PROVIDED DATA
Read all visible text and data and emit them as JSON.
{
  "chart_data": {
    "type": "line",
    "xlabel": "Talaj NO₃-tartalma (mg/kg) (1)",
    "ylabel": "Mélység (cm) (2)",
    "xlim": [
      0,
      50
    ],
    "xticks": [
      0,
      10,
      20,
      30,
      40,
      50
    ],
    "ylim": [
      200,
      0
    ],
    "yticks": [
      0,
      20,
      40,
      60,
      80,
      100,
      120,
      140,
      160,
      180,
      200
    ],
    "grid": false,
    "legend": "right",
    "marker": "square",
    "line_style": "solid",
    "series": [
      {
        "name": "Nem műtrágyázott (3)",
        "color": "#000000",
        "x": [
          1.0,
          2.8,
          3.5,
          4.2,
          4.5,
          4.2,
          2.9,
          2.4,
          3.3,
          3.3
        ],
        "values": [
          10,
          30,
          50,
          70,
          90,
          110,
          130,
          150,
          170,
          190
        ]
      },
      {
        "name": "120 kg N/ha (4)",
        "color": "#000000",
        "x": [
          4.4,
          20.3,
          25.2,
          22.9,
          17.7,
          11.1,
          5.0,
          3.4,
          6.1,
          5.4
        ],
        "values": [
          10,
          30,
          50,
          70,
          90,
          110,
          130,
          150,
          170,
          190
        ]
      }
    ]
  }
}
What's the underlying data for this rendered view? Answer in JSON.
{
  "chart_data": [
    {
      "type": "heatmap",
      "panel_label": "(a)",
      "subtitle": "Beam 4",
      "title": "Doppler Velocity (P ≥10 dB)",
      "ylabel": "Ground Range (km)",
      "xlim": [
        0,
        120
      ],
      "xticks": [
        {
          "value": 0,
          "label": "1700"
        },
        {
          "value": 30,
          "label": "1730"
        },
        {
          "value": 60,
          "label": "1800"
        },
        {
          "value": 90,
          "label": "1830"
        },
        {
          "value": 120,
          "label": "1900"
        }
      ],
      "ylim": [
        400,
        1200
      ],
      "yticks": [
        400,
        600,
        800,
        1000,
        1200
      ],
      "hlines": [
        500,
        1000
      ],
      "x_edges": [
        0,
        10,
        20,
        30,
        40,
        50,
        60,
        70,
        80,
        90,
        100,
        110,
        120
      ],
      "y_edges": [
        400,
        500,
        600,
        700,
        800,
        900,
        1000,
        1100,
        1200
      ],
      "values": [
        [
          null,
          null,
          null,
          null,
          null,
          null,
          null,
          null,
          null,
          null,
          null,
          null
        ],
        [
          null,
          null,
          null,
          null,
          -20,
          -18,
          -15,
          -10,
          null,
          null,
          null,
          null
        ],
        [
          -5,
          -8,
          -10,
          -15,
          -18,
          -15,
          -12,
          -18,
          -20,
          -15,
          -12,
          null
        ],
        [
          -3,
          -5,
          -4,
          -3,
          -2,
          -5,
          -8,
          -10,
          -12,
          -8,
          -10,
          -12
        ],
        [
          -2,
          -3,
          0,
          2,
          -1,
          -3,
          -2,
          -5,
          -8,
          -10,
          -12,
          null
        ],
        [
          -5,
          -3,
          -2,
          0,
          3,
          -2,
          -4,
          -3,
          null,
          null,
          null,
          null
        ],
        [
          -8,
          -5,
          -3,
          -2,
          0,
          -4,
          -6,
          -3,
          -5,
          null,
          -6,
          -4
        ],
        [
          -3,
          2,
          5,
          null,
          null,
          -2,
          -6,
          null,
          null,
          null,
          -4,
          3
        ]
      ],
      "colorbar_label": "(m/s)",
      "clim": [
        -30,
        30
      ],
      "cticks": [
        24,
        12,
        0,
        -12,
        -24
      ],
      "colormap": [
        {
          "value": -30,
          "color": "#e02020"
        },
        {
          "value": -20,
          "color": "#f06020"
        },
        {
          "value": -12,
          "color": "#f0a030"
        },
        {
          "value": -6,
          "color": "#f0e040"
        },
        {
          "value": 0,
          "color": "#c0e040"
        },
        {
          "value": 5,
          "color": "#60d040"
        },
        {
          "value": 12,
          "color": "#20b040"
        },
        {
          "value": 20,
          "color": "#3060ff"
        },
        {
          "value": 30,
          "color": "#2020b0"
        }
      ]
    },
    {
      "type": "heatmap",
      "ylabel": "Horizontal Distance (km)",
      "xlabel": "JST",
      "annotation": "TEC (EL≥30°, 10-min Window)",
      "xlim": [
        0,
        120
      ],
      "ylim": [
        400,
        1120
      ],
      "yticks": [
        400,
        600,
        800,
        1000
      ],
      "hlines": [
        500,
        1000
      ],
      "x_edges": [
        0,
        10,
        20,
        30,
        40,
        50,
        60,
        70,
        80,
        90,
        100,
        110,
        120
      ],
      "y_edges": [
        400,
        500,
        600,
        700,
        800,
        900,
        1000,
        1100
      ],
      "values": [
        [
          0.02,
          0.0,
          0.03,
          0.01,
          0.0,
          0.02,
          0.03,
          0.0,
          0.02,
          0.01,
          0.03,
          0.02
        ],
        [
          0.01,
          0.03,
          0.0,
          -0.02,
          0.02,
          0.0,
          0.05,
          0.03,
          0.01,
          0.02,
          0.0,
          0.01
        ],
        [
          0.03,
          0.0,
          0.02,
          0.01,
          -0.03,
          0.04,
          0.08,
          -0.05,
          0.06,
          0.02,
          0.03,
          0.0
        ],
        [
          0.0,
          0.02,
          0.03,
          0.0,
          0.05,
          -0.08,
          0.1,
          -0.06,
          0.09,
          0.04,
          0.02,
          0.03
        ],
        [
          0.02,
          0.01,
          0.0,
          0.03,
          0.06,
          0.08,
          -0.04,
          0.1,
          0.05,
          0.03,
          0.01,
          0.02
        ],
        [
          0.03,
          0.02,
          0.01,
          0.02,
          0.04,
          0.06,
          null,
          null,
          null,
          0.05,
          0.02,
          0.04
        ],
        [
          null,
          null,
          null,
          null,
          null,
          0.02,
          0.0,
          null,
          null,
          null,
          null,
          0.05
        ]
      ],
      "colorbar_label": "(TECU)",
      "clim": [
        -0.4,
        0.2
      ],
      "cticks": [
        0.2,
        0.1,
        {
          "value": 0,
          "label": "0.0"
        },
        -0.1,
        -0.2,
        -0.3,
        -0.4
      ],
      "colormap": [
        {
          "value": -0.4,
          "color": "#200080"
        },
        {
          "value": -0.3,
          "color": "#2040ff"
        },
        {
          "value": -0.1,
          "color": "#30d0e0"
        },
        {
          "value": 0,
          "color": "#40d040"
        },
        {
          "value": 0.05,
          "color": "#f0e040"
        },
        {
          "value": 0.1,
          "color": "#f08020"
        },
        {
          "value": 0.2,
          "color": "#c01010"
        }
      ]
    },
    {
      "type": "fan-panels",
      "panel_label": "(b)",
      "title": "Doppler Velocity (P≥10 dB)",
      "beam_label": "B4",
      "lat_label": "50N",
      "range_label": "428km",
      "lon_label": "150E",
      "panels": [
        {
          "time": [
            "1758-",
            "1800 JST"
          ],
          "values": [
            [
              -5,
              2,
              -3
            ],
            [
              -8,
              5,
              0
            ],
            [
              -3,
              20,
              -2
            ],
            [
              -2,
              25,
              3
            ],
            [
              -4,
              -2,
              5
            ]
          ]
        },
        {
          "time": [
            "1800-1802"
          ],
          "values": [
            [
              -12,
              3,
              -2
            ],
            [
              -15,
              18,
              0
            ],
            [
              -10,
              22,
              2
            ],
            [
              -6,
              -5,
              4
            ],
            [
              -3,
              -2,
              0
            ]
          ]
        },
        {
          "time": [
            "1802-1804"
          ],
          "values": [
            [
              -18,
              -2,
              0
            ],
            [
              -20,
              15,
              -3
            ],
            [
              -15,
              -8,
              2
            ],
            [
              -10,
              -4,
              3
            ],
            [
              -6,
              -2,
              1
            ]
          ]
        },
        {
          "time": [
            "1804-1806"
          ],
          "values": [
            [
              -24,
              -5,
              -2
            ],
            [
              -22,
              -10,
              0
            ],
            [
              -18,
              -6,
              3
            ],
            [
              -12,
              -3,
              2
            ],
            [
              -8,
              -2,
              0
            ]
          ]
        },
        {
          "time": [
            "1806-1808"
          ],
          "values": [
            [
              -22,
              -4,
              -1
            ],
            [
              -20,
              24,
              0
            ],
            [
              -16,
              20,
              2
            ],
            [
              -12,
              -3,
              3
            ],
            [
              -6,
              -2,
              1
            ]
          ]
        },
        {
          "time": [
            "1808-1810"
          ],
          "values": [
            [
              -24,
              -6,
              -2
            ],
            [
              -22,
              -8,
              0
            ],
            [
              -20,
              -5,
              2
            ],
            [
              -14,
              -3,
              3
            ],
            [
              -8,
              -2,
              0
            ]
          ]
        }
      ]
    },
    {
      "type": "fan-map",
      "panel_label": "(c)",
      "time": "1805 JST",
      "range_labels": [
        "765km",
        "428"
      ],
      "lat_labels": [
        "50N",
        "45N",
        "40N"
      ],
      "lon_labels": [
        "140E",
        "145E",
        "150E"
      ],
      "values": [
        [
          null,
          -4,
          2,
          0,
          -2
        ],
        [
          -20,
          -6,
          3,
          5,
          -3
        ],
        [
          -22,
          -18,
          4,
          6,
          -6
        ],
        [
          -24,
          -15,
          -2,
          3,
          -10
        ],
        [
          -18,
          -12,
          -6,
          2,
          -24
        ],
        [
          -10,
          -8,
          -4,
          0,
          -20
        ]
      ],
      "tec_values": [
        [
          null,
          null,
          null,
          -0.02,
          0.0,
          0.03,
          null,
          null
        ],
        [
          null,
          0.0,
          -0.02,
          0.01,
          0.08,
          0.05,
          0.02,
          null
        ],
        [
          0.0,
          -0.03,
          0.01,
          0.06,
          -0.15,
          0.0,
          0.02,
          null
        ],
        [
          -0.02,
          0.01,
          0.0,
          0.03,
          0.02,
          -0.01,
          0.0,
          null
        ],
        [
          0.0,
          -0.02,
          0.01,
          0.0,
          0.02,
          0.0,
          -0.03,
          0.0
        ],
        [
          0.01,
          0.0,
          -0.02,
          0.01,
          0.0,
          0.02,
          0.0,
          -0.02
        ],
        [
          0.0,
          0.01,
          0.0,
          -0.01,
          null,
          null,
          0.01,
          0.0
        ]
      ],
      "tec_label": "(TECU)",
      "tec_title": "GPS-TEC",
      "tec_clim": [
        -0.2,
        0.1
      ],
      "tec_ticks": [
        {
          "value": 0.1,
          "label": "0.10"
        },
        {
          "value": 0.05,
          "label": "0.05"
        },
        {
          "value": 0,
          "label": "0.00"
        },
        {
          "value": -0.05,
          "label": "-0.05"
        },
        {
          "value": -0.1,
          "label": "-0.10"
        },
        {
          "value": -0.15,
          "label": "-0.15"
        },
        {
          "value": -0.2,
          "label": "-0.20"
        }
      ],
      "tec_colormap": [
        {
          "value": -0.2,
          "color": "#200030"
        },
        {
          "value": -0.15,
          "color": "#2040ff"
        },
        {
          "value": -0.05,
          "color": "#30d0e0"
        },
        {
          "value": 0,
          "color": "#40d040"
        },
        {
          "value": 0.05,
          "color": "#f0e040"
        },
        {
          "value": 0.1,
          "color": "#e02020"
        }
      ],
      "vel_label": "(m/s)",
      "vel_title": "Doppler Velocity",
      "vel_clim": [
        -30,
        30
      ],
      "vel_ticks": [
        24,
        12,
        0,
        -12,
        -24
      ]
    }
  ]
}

REQUIREMENTS
Each line that has the word "Velocity" counts once. How many such lines are in the data? Give the number alone.

FULL SOLUTION
3